[Collection entries]
+++++

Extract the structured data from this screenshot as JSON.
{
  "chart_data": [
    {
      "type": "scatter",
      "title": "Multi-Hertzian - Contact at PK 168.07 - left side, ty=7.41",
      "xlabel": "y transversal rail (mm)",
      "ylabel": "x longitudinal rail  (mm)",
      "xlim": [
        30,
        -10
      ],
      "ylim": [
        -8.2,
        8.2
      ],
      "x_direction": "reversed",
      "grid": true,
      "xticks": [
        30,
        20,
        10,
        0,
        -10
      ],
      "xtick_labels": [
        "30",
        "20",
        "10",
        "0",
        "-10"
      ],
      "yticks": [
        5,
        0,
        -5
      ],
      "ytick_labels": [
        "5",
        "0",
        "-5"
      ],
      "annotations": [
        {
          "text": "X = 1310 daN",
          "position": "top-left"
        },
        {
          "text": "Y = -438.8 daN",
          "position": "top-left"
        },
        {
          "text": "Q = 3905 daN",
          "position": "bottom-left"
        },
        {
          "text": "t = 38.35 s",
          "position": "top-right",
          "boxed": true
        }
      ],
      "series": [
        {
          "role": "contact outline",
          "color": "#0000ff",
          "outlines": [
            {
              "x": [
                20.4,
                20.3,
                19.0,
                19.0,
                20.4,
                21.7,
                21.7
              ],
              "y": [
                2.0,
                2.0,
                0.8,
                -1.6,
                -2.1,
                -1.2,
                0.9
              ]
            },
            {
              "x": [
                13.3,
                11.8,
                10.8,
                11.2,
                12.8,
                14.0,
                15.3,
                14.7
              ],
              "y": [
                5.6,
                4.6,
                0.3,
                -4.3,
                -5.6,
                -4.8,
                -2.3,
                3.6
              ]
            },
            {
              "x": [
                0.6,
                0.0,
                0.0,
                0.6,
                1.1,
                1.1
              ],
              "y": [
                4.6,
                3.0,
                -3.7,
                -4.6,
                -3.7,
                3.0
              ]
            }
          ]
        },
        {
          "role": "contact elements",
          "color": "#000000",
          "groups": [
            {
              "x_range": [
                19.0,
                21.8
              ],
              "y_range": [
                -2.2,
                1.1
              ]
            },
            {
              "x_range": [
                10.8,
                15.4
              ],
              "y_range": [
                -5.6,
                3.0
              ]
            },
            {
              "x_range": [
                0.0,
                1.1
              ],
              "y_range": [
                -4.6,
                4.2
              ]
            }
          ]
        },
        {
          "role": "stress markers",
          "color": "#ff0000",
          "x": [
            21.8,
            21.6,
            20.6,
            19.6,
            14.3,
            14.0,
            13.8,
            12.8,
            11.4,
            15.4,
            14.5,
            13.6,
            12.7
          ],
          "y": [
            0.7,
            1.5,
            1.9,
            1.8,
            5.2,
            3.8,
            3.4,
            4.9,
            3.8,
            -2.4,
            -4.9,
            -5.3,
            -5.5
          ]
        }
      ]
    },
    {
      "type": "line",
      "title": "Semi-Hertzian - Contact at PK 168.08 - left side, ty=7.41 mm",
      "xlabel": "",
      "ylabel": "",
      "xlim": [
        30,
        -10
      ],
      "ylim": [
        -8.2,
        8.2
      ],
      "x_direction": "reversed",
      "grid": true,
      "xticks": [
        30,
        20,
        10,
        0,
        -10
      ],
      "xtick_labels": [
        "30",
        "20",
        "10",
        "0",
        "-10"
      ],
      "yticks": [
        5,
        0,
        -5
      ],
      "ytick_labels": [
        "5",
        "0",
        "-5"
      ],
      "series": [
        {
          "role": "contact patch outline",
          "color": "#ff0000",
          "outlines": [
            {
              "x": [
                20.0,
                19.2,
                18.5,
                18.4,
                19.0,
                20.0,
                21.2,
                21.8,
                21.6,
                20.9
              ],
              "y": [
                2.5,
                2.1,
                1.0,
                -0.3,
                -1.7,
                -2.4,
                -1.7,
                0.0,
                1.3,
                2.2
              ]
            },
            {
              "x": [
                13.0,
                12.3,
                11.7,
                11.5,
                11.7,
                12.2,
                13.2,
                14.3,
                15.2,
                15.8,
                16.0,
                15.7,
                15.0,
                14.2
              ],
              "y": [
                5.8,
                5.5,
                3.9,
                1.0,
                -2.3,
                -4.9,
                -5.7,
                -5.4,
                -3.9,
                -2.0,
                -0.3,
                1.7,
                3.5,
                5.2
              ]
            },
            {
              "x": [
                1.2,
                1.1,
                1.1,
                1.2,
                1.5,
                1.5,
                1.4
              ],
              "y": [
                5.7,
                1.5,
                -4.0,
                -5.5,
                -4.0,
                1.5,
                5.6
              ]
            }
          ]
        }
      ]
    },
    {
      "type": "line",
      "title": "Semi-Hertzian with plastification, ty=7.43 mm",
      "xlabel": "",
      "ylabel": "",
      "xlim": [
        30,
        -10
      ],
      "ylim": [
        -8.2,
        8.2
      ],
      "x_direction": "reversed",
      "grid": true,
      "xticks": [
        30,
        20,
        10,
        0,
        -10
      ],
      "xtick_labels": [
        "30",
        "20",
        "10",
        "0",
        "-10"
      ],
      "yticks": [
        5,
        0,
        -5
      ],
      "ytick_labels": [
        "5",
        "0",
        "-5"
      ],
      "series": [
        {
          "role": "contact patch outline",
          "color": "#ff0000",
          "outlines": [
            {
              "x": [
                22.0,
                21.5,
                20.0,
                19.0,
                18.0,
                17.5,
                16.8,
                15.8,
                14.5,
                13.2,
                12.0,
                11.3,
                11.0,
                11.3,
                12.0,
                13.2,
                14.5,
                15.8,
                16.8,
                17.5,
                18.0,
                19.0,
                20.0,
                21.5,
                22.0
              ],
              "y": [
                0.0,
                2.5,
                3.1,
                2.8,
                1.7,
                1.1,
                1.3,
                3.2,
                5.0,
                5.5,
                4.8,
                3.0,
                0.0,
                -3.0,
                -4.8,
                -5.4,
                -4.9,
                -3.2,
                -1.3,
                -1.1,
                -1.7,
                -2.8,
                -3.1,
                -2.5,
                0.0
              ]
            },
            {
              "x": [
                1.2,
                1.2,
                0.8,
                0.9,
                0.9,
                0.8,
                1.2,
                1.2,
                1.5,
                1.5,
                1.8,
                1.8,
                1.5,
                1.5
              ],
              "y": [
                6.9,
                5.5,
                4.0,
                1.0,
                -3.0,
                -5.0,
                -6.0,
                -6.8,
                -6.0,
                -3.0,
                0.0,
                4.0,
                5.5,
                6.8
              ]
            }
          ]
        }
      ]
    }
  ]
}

+++++

- _SET TASK_: Extract the complete listing verbatim.

- _SOLUTION FOR THIS TASK_:
Extract the structured data from this screenshot as JSON.
{
  "chart_data": [
    {
      "type": "scatter",
      "title": "Multi-Hertzian - Contact at PK 168.07 - left side, ty=7.41",
      "xlabel": "y transversal rail (mm)",
      "ylabel": "x longitudinal rail  (mm)",
      "xlim": [
        30,
        -10
      ],
      "ylim": [
        -8.2,
        8.2
      ],
      "x_direction": "reversed",
      "grid": true,
      "xticks": [
        30,
        20,
        10,
        0,
        -10
      ],
      "xtick_labels": [
        "30",
        "20",
        "10",
        "0",
        "-10"
      ],
      "yticks": [
        5,
        0,
        -5
      ],
      "ytick_labels": [
        "5",
        "0",
        "-5"
      ],
      "annotations": [
        {
          "text": "X = 1310 daN",
          "position": "top-left"
        },
        {
          "text": "Y = -438.8 daN",
          "position": "top-left"
        },
        {
          "text": "Q = 3905 daN",
          "position": "bottom-left"
        },
        {
          "text": "t = 38.35 s",
          "position": "top-right",
          "boxed": true
        }
      ],
      "series": [
        {
          "role": "contact outline",
          "color": "#0000ff",
          "outlines": [
            {
              "x": [
                20.4,
                20.3,
                19.0,
                19.0,
                20.4,
                21.7,
                21.7
              ],
              "y": [
                2.0,
                2.0,
                0.8,
                -1.6,
                -2.1,
                -1.2,
                0.9
              ]
            },
            {
              "x": [
                13.3,
                11.8,
                10.8,
                11.2,
                12.8,
                14.0,
                15.3,
                14.7
              ],
              "y": [
                5.6,
                4.6,
                0.3,
                -4.3,
                -5.6,
                -4.8,
                -2.3,
                3.6
              ]
            },
            {
              "x": [
                0.6,
                0.0,
                0.0,
                0.6,
                1.1,
                1.1
              ],
              "y": [
                4.6,
                3.0,
                -3.7,
                -4.6,
                -3.7,
                3.0
              ]
            }
          ]
        },
        {
          "role": "contact elements",
          "color": "#000000",
          "groups": [
            {
              "x_range": [
                19.0,
                21.8
              ],
              "y_range": [
                -2.2,
                1.1
              ]
            },
            {
              "x_range": [
                10.8,
                15.4
              ],
              "y_range": [
                -5.6,
                3.0
              ]
            },
            {
              "x_range": [
                0.0,
                1.1
              ],
              "y_range": [
                -4.6,
                4.2
              ]
            }
          ]
        },
        {
          "role": "stress markers",
          "color": "#ff0000",
          "x": [
            21.8,
            21.6,
            20.6,
            19.6,
            14.3,
            14.0,
            13.8,
            12.8,
            11.4,
            15.4,
            14.5,
            13.6,
            12.7
          ],
          "y": [
            0.7,
            1.5,
            1.9,
            1.8,
            5.2,
            3.8,
            3.4,
            4.9,
            3.8,
            -2.4,
            -4.9,
            -5.3,
            -5.5
          ]
        }
      ]
    },
    {
      "type": "line",
      "title": "Semi-Hertzian - Contact at PK 168.08 - left side, ty=7.41 mm",
      "xlabel": "",
      "ylabel": "",
      "xlim": [
        30,
        -10
      ],
      "ylim": [
        -8.2,
        8.2
      ],
      "x_direction": "reversed",
      "grid": true,
      "xticks": [
        30,
        20,
        10,
        0,
        -10
      ],
      "xtick_labels": [
        "30",
        "20",
        "10",
        "0",
        "-10"
      ],
      "yticks": [
        5,
        0,
        -5
      ],
      "ytick_labels": [
        "5",
        "0",
        "-5"
      ],
      "series": [
        {
          "role": "contact patch outline",
          "color": "#ff0000",
          "outlines": [
            {
              "x": [
                20.0,
                19.2,
                18.5,
                18.4,
                19.0,
                20.0,
                21.2,
                21.8,
                21.6,
                20.9
              ],
              "y": [
                2.5,
                2.1,
                1.0,
                -0.3,
                -1.7,
                -2.4,
                -1.7,
                0.0,
                1.3,
                2.2
              ]
            },
            {
              "x": [
                13.0,
                12.3,
                11.7,
                11.5,
                11.7,
                12.2,
                13.2,
                14.3,
                15.2,
                15.8,
                16.0,
                15.7,
                15.0,
                14.2
              ],
              "y": [
                5.8,
                5.5,
                3.9,
                1.0,
                -2.3,
                -4.9,
                -5.7,
                -5.4,
                -3.9,
                -2.0,
                -0.3,
                1.7,
                3.5,
                5.2
              ]
            },
            {
              "x": [
                1.2,
                1.1,
                1.1,
                1.2,
                1.5,
                1.5,
                1.4
              ],
              "y": [
                5.7,
                1.5,
                -4.0,
                -5.5,
                -4.0,
                1.5,
                5.6
              ]
            }
          ]
        }
      ]
    },
    {
      "type": "line",
      "title": "Semi-Hertzian with plastification, ty=7.43 mm",
      "xlabel": "",
      "ylabel": "",
      "xlim": [
        30,
        -10
      ],
      "ylim": [
        -8.2,
        8.2
      ],
      "x_direction": "reversed",
      "grid": true,
      "xticks": [
        30,
        20,
        10,
        0,
        -10
      ],
      "xtick_labels": [
        "30",
        "20",
        "10",
        "0",
        "-10"
      ],
      "yticks": [
        5,
        0,
        -5
      ],
      "ytick_labels": [
        "5",
        "0",
        "-5"
      ],
      "series": [
        {
          "role": "contact patch outline",
          "color": "#ff0000",
          "outlines": [
            {
              "x": [
                22.0,
                21.5,
                20.0,
                19.0,
                18.0,
                17.5,
                16.8,
                15.8,
                14.5,
                13.2,
                12.0,
                11.3,
                11.0,
                11.3,
                12.0,
                13.2,
                14.5,
                15.8,
                16.8,
                17.5,
                18.0,
                19.0,
                20.0,
                21.5,
                22.0
              ],
              "y": [
                0.0,
                2.5,
                3.1,
                2.8,
                1.7,
                1.1,
                1.3,
                3.2,
                5.0,
                5.5,
                4.8,
                3.0,
                0.0,
                -3.0,
                -4.8,
                -5.4,
                -4.9,
                -3.2,
                -1.3,
                -1.1,
                -1.7,
                -2.8,
                -3.1,
                -2.5,
                0.0
              ]
            },
            {
              "x": [
                1.2,
                1.2,
                0.8,
                0.9,
                0.9,
                0.8,
                1.2,
                1.2,
                1.5,
                1.5,
                1.8,
                1.8,
                1.5,
                1.5
              ],
              "y": [
                6.9,
                5.5,
                4.0,
                1.0,
                -3.0,
                -5.0,
                -6.0,
                -6.8,
                -6.0,
                -3.0,
                0.0,
                4.0,
                5.5,
                6.8
              ]
            }
          ]
        }
      ]
    }
  ]
}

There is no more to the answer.